[START OF Records supplied]

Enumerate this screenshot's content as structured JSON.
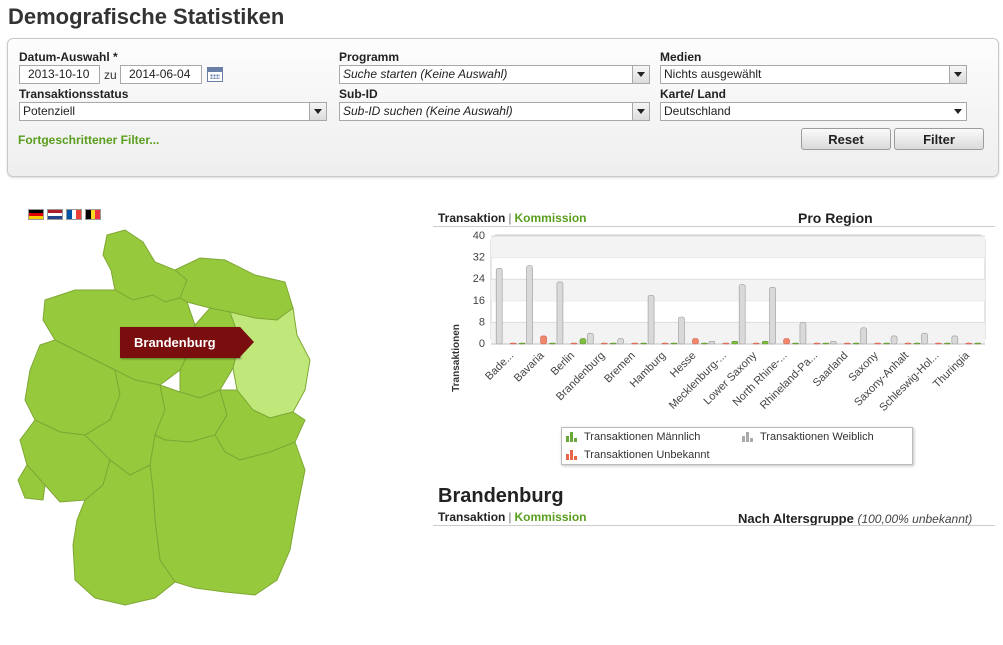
{
  "page": {
    "title": "Demografische Statistiken"
  },
  "filters": {
    "date": {
      "label": "Datum-Auswahl *",
      "from": "2013-10-10",
      "connector": "zu",
      "to": "2014-06-04"
    },
    "program": {
      "label": "Programm",
      "value": "Suche starten (Keine Auswahl)"
    },
    "media": {
      "label": "Medien",
      "value": "Nichts ausgewählt"
    },
    "transaction_status": {
      "label": "Transaktionsstatus",
      "value": "Potenziell"
    },
    "sub_id": {
      "label": "Sub-ID",
      "value": "Sub-ID suchen (Keine Auswahl)"
    },
    "map_country": {
      "label": "Karte/ Land",
      "value": "Deutschland"
    },
    "advanced_link": "Fortgeschrittener Filter...",
    "reset_label": "Reset",
    "filter_label": "Filter"
  },
  "flags": [
    "flag-de-icon",
    "flag-nl-icon",
    "flag-fr-icon",
    "flag-be-icon"
  ],
  "map": {
    "selected_region": "Brandenburg",
    "fill_color": "#97c93d",
    "highlight_color": "#bfe77a"
  },
  "region_chart": {
    "toggle": {
      "transaction": "Transaktion",
      "separator": "|",
      "commission": "Kommission"
    },
    "title": "Pro Region"
  },
  "legend": {
    "male": "Transaktionen Männlich",
    "female": "Transaktionen Weiblich",
    "unknown": "Transaktionen Unbekannt"
  },
  "chart_data": {
    "type": "bar",
    "ylabel": "Transaktionen",
    "ylim": [
      0,
      40
    ],
    "yticks": [
      0,
      8,
      16,
      24,
      32,
      40
    ],
    "categories": [
      "Bade...",
      "Bavaria",
      "Berlin",
      "Brandenburg",
      "Bremen",
      "Hamburg",
      "Hesse",
      "Mecklenburg-...",
      "Lower Saxony",
      "North Rhine-...",
      "Rhineland-Pa...",
      "Saarland",
      "Saxony",
      "Saxony-Anhalt",
      "Schleswig-Hol...",
      "Thuringia"
    ],
    "series": [
      {
        "name": "Transaktionen Männlich",
        "color": "#7fbf3f",
        "values": [
          0,
          0,
          2,
          0,
          0,
          0,
          0,
          1,
          1,
          0,
          0,
          0,
          0,
          0,
          0,
          0
        ]
      },
      {
        "name": "Transaktionen Weiblich",
        "color": "#d9d9d9",
        "values": [
          28,
          29,
          23,
          4,
          2,
          18,
          10,
          1,
          22,
          21,
          8,
          1,
          6,
          3,
          4,
          3
        ]
      },
      {
        "name": "Transaktionen Unbekannt",
        "color": "#f0866a",
        "values": [
          0,
          3,
          0,
          0,
          0,
          0,
          2,
          0,
          0,
          2,
          0,
          0,
          0,
          0,
          0,
          0
        ]
      }
    ],
    "grid": true
  },
  "detail": {
    "heading": "Brandenburg",
    "toggle": {
      "transaction": "Transaktion",
      "separator": "|",
      "commission": "Kommission"
    },
    "age_title": "Nach Altersgruppe",
    "age_note": "(100,00% unbekannt)"
  }
}
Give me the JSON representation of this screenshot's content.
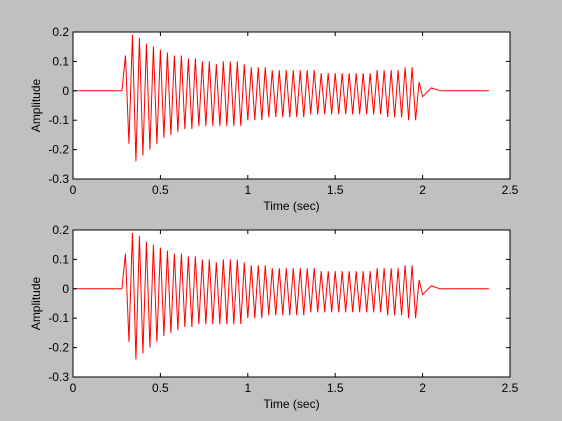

[END OF Records supplied]

Each line in the data that holds the string "Brandenburg" should be found and copied.

    "selected_region": "Brandenburg",
      "Brandenburg",
    "heading": "Brandenburg",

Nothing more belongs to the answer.